Write out all of the entries that follow, word for word, but skip the pictures.

.....

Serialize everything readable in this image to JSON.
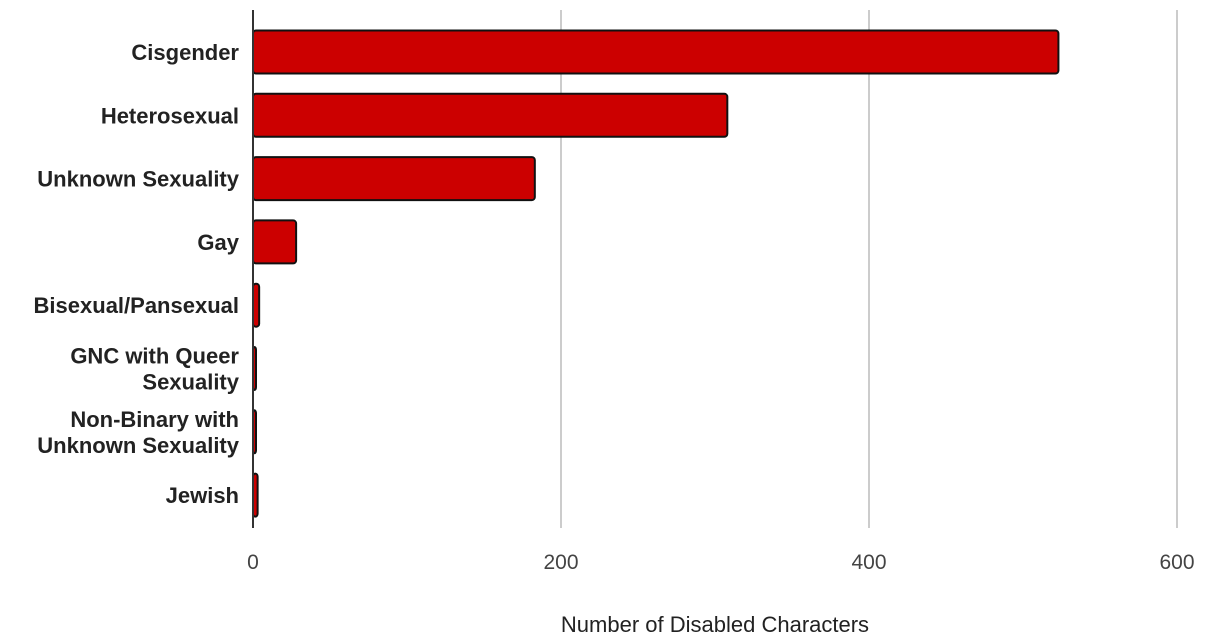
{
  "chart_data": {
    "type": "bar",
    "orientation": "horizontal",
    "title": "",
    "xlabel": "Number of Disabled Characters",
    "ylabel": "",
    "categories": [
      [
        "Cisgender"
      ],
      [
        "Heterosexual"
      ],
      [
        "Unknown Sexuality"
      ],
      [
        "Gay"
      ],
      [
        "Bisexual/Pansexual"
      ],
      [
        "GNC with Queer",
        "Sexuality"
      ],
      [
        "Non-Binary with",
        "Unknown Sexuality"
      ],
      [
        "Jewish"
      ]
    ],
    "values": [
      523,
      308,
      183,
      28,
      4,
      1,
      1,
      3
    ],
    "xlim": [
      0,
      600
    ],
    "xticks": [
      0,
      200,
      400,
      600
    ],
    "grid": true,
    "legend": "none",
    "bar_color": "#cc0000"
  }
}
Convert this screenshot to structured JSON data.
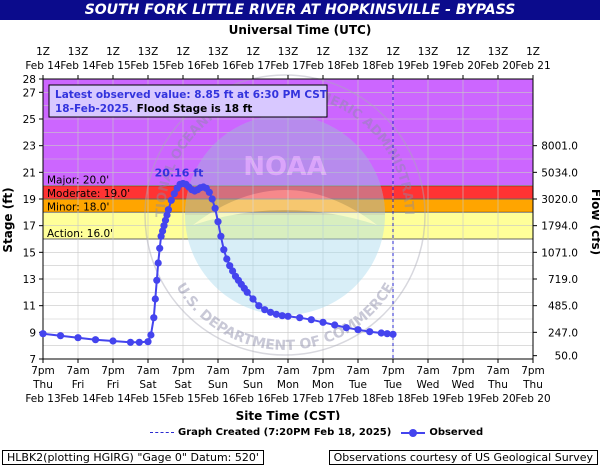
{
  "title": "SOUTH FORK LITTLE RIVER AT HOPKINSVILLE - BYPASS",
  "chart_data": {
    "type": "line",
    "top_axis_label": "Universal Time (UTC)",
    "top_ticks": [
      {
        "t": "1Z",
        "d": "Feb 14"
      },
      {
        "t": "13Z",
        "d": "Feb 14"
      },
      {
        "t": "1Z",
        "d": "Feb 15"
      },
      {
        "t": "13Z",
        "d": "Feb 15"
      },
      {
        "t": "1Z",
        "d": "Feb 16"
      },
      {
        "t": "13Z",
        "d": "Feb 16"
      },
      {
        "t": "1Z",
        "d": "Feb 17"
      },
      {
        "t": "13Z",
        "d": "Feb 17"
      },
      {
        "t": "1Z",
        "d": "Feb 18"
      },
      {
        "t": "13Z",
        "d": "Feb 18"
      },
      {
        "t": "1Z",
        "d": "Feb 19"
      },
      {
        "t": "13Z",
        "d": "Feb 19"
      },
      {
        "t": "1Z",
        "d": "Feb 20"
      },
      {
        "t": "13Z",
        "d": "Feb 20"
      },
      {
        "t": "1Z",
        "d": "Feb 21"
      }
    ],
    "bottom_axis_label": "Site Time (CST)",
    "bottom_ticks": [
      {
        "t": "7pm",
        "w": "Thu",
        "d": "Feb 13"
      },
      {
        "t": "7am",
        "w": "Fri",
        "d": "Feb 14"
      },
      {
        "t": "7pm",
        "w": "Fri",
        "d": "Feb 14"
      },
      {
        "t": "7am",
        "w": "Sat",
        "d": "Feb 15"
      },
      {
        "t": "7pm",
        "w": "Sat",
        "d": "Feb 15"
      },
      {
        "t": "7am",
        "w": "Sun",
        "d": "Feb 16"
      },
      {
        "t": "7pm",
        "w": "Sun",
        "d": "Feb 16"
      },
      {
        "t": "7am",
        "w": "Mon",
        "d": "Feb 17"
      },
      {
        "t": "7pm",
        "w": "Mon",
        "d": "Feb 17"
      },
      {
        "t": "7am",
        "w": "Tue",
        "d": "Feb 18"
      },
      {
        "t": "7pm",
        "w": "Tue",
        "d": "Feb 18"
      },
      {
        "t": "7am",
        "w": "Wed",
        "d": "Feb 19"
      },
      {
        "t": "7pm",
        "w": "Wed",
        "d": "Feb 19"
      },
      {
        "t": "7am",
        "w": "Thu",
        "d": "Feb 20"
      },
      {
        "t": "7pm",
        "w": "Thu",
        "d": "Feb 20"
      }
    ],
    "ylabel": "Stage (ft)",
    "ylim": [
      7,
      28
    ],
    "yticks": [
      9,
      11,
      13,
      15,
      17,
      19,
      21,
      23,
      25,
      27
    ],
    "y_extra_ticks": [
      7,
      28
    ],
    "y2label": "Flow (cfs)",
    "y2_ticks": [
      {
        "stage": 7.25,
        "label": "50.0"
      },
      {
        "stage": 9.0,
        "label": "247.0"
      },
      {
        "stage": 11.0,
        "label": "485.0"
      },
      {
        "stage": 13.0,
        "label": "719.0"
      },
      {
        "stage": 15.0,
        "label": "1071.0"
      },
      {
        "stage": 17.0,
        "label": "1794.0"
      },
      {
        "stage": 19.0,
        "label": "3020.0"
      },
      {
        "stage": 21.0,
        "label": "5034.0"
      },
      {
        "stage": 23.0,
        "label": "8001.0"
      }
    ],
    "flood_bands": [
      {
        "name": "Action",
        "from": 16,
        "to": 18,
        "color": "#ffff99"
      },
      {
        "name": "Minor",
        "from": 18,
        "to": 19,
        "color": "#ffa500"
      },
      {
        "name": "Moderate",
        "from": 19,
        "to": 20,
        "color": "#ff3333"
      },
      {
        "name": "Major",
        "from": 20,
        "to": 28,
        "color": "#cc66ff"
      }
    ],
    "stage_labels": [
      "Major: 20.0'",
      "Moderate: 19.0'",
      "Minor: 18.0'",
      "Action: 16.0'"
    ],
    "x_unit": "hours after 7pm Thu Feb 13 (CST)",
    "xlim": [
      0,
      168
    ],
    "graph_created_hour": 120,
    "series": [
      {
        "name": "Observed",
        "color": "#4444ee",
        "x": [
          0,
          6,
          12,
          18,
          24,
          30,
          33,
          36,
          37,
          38,
          38.5,
          39,
          39.5,
          40,
          40.5,
          41,
          41.5,
          42,
          42.5,
          43,
          44,
          45,
          46,
          47,
          48,
          49,
          50,
          51,
          52,
          53,
          54,
          55,
          56,
          57,
          58,
          59,
          60,
          61,
          62,
          63,
          64,
          65,
          66,
          67,
          68,
          69,
          70,
          72,
          74,
          76,
          78,
          80,
          82,
          84,
          88,
          92,
          96,
          100,
          104,
          108,
          112,
          116,
          118,
          120
        ],
        "values": [
          8.9,
          8.75,
          8.6,
          8.45,
          8.35,
          8.25,
          8.25,
          8.3,
          8.8,
          10.1,
          11.5,
          12.9,
          14.2,
          15.3,
          16.2,
          16.6,
          17.0,
          17.4,
          17.8,
          18.2,
          18.9,
          19.4,
          19.8,
          20.1,
          20.16,
          20.1,
          19.9,
          19.7,
          19.6,
          19.7,
          19.85,
          19.9,
          19.8,
          19.5,
          19.0,
          18.3,
          17.3,
          16.2,
          15.2,
          14.5,
          14.0,
          13.6,
          13.2,
          12.9,
          12.6,
          12.3,
          12.0,
          11.5,
          11.0,
          10.7,
          10.5,
          10.35,
          10.25,
          10.2,
          10.1,
          9.95,
          9.75,
          9.55,
          9.35,
          9.2,
          9.05,
          8.95,
          8.9,
          8.85
        ]
      }
    ],
    "peak_label": "20.16 ft",
    "peak_x": 48,
    "peak_y": 20.16
  },
  "annotation": {
    "line1": "Latest observed value: 8.85 ft at 6:30 PM CST",
    "line2_date": "18-Feb-2025.",
    "line2_rest": " Flood Stage is 18 ft"
  },
  "legend": {
    "graph_created": "Graph Created (7:20PM Feb 18, 2025)",
    "observed": "Observed"
  },
  "footer": {
    "left": "HLBK2(plotting HGIRG) \"Gage 0\" Datum: 520'",
    "right": "Observations courtesy of US Geological Survey"
  },
  "watermark": {
    "ring_text_top": "NATIONAL OCEANIC AND ATMOSPHERIC ADMINISTRATION",
    "ring_text_bottom": "U.S. DEPARTMENT OF COMMERCE",
    "center": "NOAA"
  }
}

.....

Answer to this problem.
Serialize everything readable in this image to JSON.
{
  "chart_data": {
    "type": "bar",
    "orientation": "horizontal",
    "title": "",
    "xlabel": "Number of Disabled Characters",
    "ylabel": "",
    "categories": [
      [
        "Cisgender"
      ],
      [
        "Heterosexual"
      ],
      [
        "Unknown Sexuality"
      ],
      [
        "Gay"
      ],
      [
        "Bisexual/Pansexual"
      ],
      [
        "GNC with Queer",
        "Sexuality"
      ],
      [
        "Non-Binary with",
        "Unknown Sexuality"
      ],
      [
        "Jewish"
      ]
    ],
    "values": [
      523,
      308,
      183,
      28,
      4,
      1,
      1,
      3
    ],
    "xlim": [
      0,
      600
    ],
    "xticks": [
      0,
      200,
      400,
      600
    ],
    "grid": true,
    "legend": "none",
    "bar_color": "#cc0000"
  }
}
Convert this screenshot to structured JSON data.
{
  "title": "SOUTH FORK LITTLE RIVER AT HOPKINSVILLE - BYPASS",
  "chart_data": {
    "type": "line",
    "top_axis_label": "Universal Time (UTC)",
    "top_ticks": [
      {
        "t": "1Z",
        "d": "Feb 14"
      },
      {
        "t": "13Z",
        "d": "Feb 14"
      },
      {
        "t": "1Z",
        "d": "Feb 15"
      },
      {
        "t": "13Z",
        "d": "Feb 15"
      },
      {
        "t": "1Z",
        "d": "Feb 16"
      },
      {
        "t": "13Z",
        "d": "Feb 16"
      },
      {
        "t": "1Z",
        "d": "Feb 17"
      },
      {
        "t": "13Z",
        "d": "Feb 17"
      },
      {
        "t": "1Z",
        "d": "Feb 18"
      },
      {
        "t": "13Z",
        "d": "Feb 18"
      },
      {
        "t": "1Z",
        "d": "Feb 19"
      },
      {
        "t": "13Z",
        "d": "Feb 19"
      },
      {
        "t": "1Z",
        "d": "Feb 20"
      },
      {
        "t": "13Z",
        "d": "Feb 20"
      },
      {
        "t": "1Z",
        "d": "Feb 21"
      }
    ],
    "bottom_axis_label": "Site Time (CST)",
    "bottom_ticks": [
      {
        "t": "7pm",
        "w": "Thu",
        "d": "Feb 13"
      },
      {
        "t": "7am",
        "w": "Fri",
        "d": "Feb 14"
      },
      {
        "t": "7pm",
        "w": "Fri",
        "d": "Feb 14"
      },
      {
        "t": "7am",
        "w": "Sat",
        "d": "Feb 15"
      },
      {
        "t": "7pm",
        "w": "Sat",
        "d": "Feb 15"
      },
      {
        "t": "7am",
        "w": "Sun",
        "d": "Feb 16"
      },
      {
        "t": "7pm",
        "w": "Sun",
        "d": "Feb 16"
      },
      {
        "t": "7am",
        "w": "Mon",
        "d": "Feb 17"
      },
      {
        "t": "7pm",
        "w": "Mon",
        "d": "Feb 17"
      },
      {
        "t": "7am",
        "w": "Tue",
        "d": "Feb 18"
      },
      {
        "t": "7pm",
        "w": "Tue",
        "d": "Feb 18"
      },
      {
        "t": "7am",
        "w": "Wed",
        "d": "Feb 19"
      },
      {
        "t": "7pm",
        "w": "Wed",
        "d": "Feb 19"
      },
      {
        "t": "7am",
        "w": "Thu",
        "d": "Feb 20"
      },
      {
        "t": "7pm",
        "w": "Thu",
        "d": "Feb 20"
      }
    ],
    "ylabel": "Stage (ft)",
    "ylim": [
      7,
      28
    ],
    "yticks": [
      9,
      11,
      13,
      15,
      17,
      19,
      21,
      23,
      25,
      27
    ],
    "y_extra_ticks": [
      7,
      28
    ],
    "y2label": "Flow (cfs)",
    "y2_ticks": [
      {
        "stage": 7.25,
        "label": "50.0"
      },
      {
        "stage": 9.0,
        "label": "247.0"
      },
      {
        "stage": 11.0,
        "label": "485.0"
      },
      {
        "stage": 13.0,
        "label": "719.0"
      },
      {
        "stage": 15.0,
        "label": "1071.0"
      },
      {
        "stage": 17.0,
        "label": "1794.0"
      },
      {
        "stage": 19.0,
        "label": "3020.0"
      },
      {
        "stage": 21.0,
        "label": "5034.0"
      },
      {
        "stage": 23.0,
        "label": "8001.0"
      }
    ],
    "flood_bands": [
      {
        "name": "Action",
        "from": 16,
        "to": 18,
        "color": "#ffff99"
      },
      {
        "name": "Minor",
        "from": 18,
        "to": 19,
        "color": "#ffa500"
      },
      {
        "name": "Moderate",
        "from": 19,
        "to": 20,
        "color": "#ff3333"
      },
      {
        "name": "Major",
        "from": 20,
        "to": 28,
        "color": "#cc66ff"
      }
    ],
    "stage_labels": [
      "Major: 20.0'",
      "Moderate: 19.0'",
      "Minor: 18.0'",
      "Action: 16.0'"
    ],
    "x_unit": "hours after 7pm Thu Feb 13 (CST)",
    "xlim": [
      0,
      168
    ],
    "graph_created_hour": 120,
    "series": [
      {
        "name": "Observed",
        "color": "#4444ee",
        "x": [
          0,
          6,
          12,
          18,
          24,
          30,
          33,
          36,
          37,
          38,
          38.5,
          39,
          39.5,
          40,
          40.5,
          41,
          41.5,
          42,
          42.5,
          43,
          44,
          45,
          46,
          47,
          48,
          49,
          50,
          51,
          52,
          53,
          54,
          55,
          56,
          57,
          58,
          59,
          60,
          61,
          62,
          63,
          64,
          65,
          66,
          67,
          68,
          69,
          70,
          72,
          74,
          76,
          78,
          80,
          82,
          84,
          88,
          92,
          96,
          100,
          104,
          108,
          112,
          116,
          118,
          120
        ],
        "values": [
          8.9,
          8.75,
          8.6,
          8.45,
          8.35,
          8.25,
          8.25,
          8.3,
          8.8,
          10.1,
          11.5,
          12.9,
          14.2,
          15.3,
          16.2,
          16.6,
          17.0,
          17.4,
          17.8,
          18.2,
          18.9,
          19.4,
          19.8,
          20.1,
          20.16,
          20.1,
          19.9,
          19.7,
          19.6,
          19.7,
          19.85,
          19.9,
          19.8,
          19.5,
          19.0,
          18.3,
          17.3,
          16.2,
          15.2,
          14.5,
          14.0,
          13.6,
          13.2,
          12.9,
          12.6,
          12.3,
          12.0,
          11.5,
          11.0,
          10.7,
          10.5,
          10.35,
          10.25,
          10.2,
          10.1,
          9.95,
          9.75,
          9.55,
          9.35,
          9.2,
          9.05,
          8.95,
          8.9,
          8.85
        ]
      }
    ],
    "peak_label": "20.16 ft",
    "peak_x": 48,
    "peak_y": 20.16
  },
  "annotation": {
    "line1": "Latest observed value: 8.85 ft at 6:30 PM CST",
    "line2_date": "18-Feb-2025.",
    "line2_rest": " Flood Stage is 18 ft"
  },
  "legend": {
    "graph_created": "Graph Created (7:20PM Feb 18, 2025)",
    "observed": "Observed"
  },
  "footer": {
    "left": "HLBK2(plotting HGIRG) \"Gage 0\" Datum: 520'",
    "right": "Observations courtesy of US Geological Survey"
  },
  "watermark": {
    "ring_text_top": "NATIONAL OCEANIC AND ATMOSPHERIC ADMINISTRATION",
    "ring_text_bottom": "U.S. DEPARTMENT OF COMMERCE",
    "center": "NOAA"
  }
}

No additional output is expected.